- Records from a collection:
● ● ●
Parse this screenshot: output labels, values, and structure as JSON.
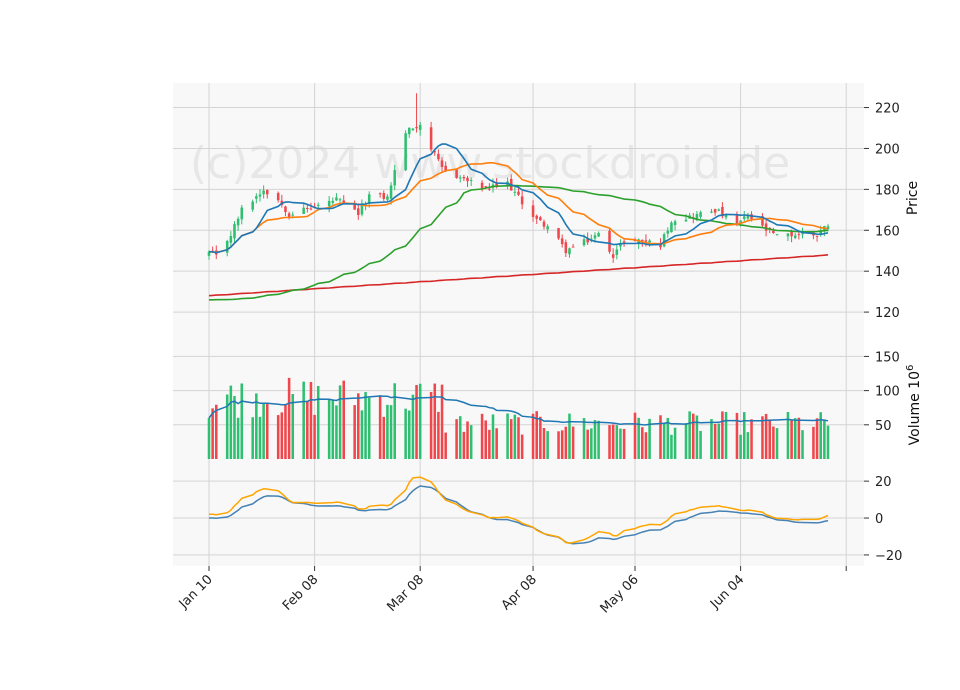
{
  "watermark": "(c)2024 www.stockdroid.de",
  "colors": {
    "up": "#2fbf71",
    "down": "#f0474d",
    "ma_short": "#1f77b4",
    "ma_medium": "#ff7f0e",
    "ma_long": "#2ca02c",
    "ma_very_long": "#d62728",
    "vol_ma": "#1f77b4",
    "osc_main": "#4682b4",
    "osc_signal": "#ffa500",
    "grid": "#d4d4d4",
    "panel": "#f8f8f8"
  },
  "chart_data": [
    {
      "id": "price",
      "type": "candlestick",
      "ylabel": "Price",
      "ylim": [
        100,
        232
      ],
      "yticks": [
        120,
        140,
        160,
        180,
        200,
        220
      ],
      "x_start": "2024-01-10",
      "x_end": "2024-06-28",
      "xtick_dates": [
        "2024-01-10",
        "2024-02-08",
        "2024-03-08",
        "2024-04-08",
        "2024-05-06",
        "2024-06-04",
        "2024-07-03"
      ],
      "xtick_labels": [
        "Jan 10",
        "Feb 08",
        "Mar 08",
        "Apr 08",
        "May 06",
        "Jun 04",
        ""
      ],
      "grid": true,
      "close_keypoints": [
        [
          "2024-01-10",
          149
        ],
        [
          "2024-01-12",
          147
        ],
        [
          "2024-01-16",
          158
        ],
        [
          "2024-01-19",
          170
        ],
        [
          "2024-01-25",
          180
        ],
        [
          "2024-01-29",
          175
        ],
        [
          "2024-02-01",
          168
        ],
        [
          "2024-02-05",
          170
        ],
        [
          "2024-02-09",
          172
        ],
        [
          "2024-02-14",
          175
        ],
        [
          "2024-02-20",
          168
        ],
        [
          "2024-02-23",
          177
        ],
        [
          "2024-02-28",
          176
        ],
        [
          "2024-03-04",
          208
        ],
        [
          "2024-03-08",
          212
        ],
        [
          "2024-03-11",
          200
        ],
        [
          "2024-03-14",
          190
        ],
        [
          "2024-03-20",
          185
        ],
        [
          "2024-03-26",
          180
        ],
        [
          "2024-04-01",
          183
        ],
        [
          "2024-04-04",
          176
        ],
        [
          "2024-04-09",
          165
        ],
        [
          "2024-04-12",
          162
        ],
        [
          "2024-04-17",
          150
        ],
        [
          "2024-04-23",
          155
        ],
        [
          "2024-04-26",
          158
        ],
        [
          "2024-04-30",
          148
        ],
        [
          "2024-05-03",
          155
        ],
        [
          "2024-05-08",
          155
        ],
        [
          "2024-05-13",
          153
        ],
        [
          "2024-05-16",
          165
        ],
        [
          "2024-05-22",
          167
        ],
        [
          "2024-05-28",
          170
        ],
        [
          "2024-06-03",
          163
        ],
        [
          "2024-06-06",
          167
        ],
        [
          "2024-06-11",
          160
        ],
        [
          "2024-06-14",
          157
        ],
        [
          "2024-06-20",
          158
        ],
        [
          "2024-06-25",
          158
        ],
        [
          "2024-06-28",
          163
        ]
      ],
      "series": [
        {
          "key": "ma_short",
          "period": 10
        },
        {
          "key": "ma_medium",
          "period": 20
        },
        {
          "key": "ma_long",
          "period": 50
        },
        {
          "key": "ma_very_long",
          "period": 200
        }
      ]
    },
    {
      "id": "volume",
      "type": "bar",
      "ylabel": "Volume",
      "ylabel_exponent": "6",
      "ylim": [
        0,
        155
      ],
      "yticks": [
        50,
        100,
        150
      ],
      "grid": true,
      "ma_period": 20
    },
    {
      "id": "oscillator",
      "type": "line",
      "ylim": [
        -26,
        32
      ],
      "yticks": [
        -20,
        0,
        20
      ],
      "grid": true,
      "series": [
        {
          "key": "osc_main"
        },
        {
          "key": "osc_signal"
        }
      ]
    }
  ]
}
● ● ●
- What you should do:
Write out the data precisely as given, excluding the pictures.

- Final result:
Parse this screenshot: output labels, values, and structure as JSON.
{
  "watermark": "(c)2024 www.stockdroid.de",
  "colors": {
    "up": "#2fbf71",
    "down": "#f0474d",
    "ma_short": "#1f77b4",
    "ma_medium": "#ff7f0e",
    "ma_long": "#2ca02c",
    "ma_very_long": "#d62728",
    "vol_ma": "#1f77b4",
    "osc_main": "#4682b4",
    "osc_signal": "#ffa500",
    "grid": "#d4d4d4",
    "panel": "#f8f8f8"
  },
  "chart_data": [
    {
      "id": "price",
      "type": "candlestick",
      "ylabel": "Price",
      "ylim": [
        100,
        232
      ],
      "yticks": [
        120,
        140,
        160,
        180,
        200,
        220
      ],
      "x_start": "2024-01-10",
      "x_end": "2024-06-28",
      "xtick_dates": [
        "2024-01-10",
        "2024-02-08",
        "2024-03-08",
        "2024-04-08",
        "2024-05-06",
        "2024-06-04",
        "2024-07-03"
      ],
      "xtick_labels": [
        "Jan 10",
        "Feb 08",
        "Mar 08",
        "Apr 08",
        "May 06",
        "Jun 04",
        ""
      ],
      "grid": true,
      "close_keypoints": [
        [
          "2024-01-10",
          149
        ],
        [
          "2024-01-12",
          147
        ],
        [
          "2024-01-16",
          158
        ],
        [
          "2024-01-19",
          170
        ],
        [
          "2024-01-25",
          180
        ],
        [
          "2024-01-29",
          175
        ],
        [
          "2024-02-01",
          168
        ],
        [
          "2024-02-05",
          170
        ],
        [
          "2024-02-09",
          172
        ],
        [
          "2024-02-14",
          175
        ],
        [
          "2024-02-20",
          168
        ],
        [
          "2024-02-23",
          177
        ],
        [
          "2024-02-28",
          176
        ],
        [
          "2024-03-04",
          208
        ],
        [
          "2024-03-08",
          212
        ],
        [
          "2024-03-11",
          200
        ],
        [
          "2024-03-14",
          190
        ],
        [
          "2024-03-20",
          185
        ],
        [
          "2024-03-26",
          180
        ],
        [
          "2024-04-01",
          183
        ],
        [
          "2024-04-04",
          176
        ],
        [
          "2024-04-09",
          165
        ],
        [
          "2024-04-12",
          162
        ],
        [
          "2024-04-17",
          150
        ],
        [
          "2024-04-23",
          155
        ],
        [
          "2024-04-26",
          158
        ],
        [
          "2024-04-30",
          148
        ],
        [
          "2024-05-03",
          155
        ],
        [
          "2024-05-08",
          155
        ],
        [
          "2024-05-13",
          153
        ],
        [
          "2024-05-16",
          165
        ],
        [
          "2024-05-22",
          167
        ],
        [
          "2024-05-28",
          170
        ],
        [
          "2024-06-03",
          163
        ],
        [
          "2024-06-06",
          167
        ],
        [
          "2024-06-11",
          160
        ],
        [
          "2024-06-14",
          157
        ],
        [
          "2024-06-20",
          158
        ],
        [
          "2024-06-25",
          158
        ],
        [
          "2024-06-28",
          163
        ]
      ],
      "series": [
        {
          "key": "ma_short",
          "period": 10
        },
        {
          "key": "ma_medium",
          "period": 20
        },
        {
          "key": "ma_long",
          "period": 50
        },
        {
          "key": "ma_very_long",
          "period": 200
        }
      ]
    },
    {
      "id": "volume",
      "type": "bar",
      "ylabel": "Volume",
      "ylabel_exponent": "6",
      "ylim": [
        0,
        155
      ],
      "yticks": [
        50,
        100,
        150
      ],
      "grid": true,
      "ma_period": 20
    },
    {
      "id": "oscillator",
      "type": "line",
      "ylim": [
        -26,
        32
      ],
      "yticks": [
        -20,
        0,
        20
      ],
      "grid": true,
      "series": [
        {
          "key": "osc_main"
        },
        {
          "key": "osc_signal"
        }
      ]
    }
  ]
}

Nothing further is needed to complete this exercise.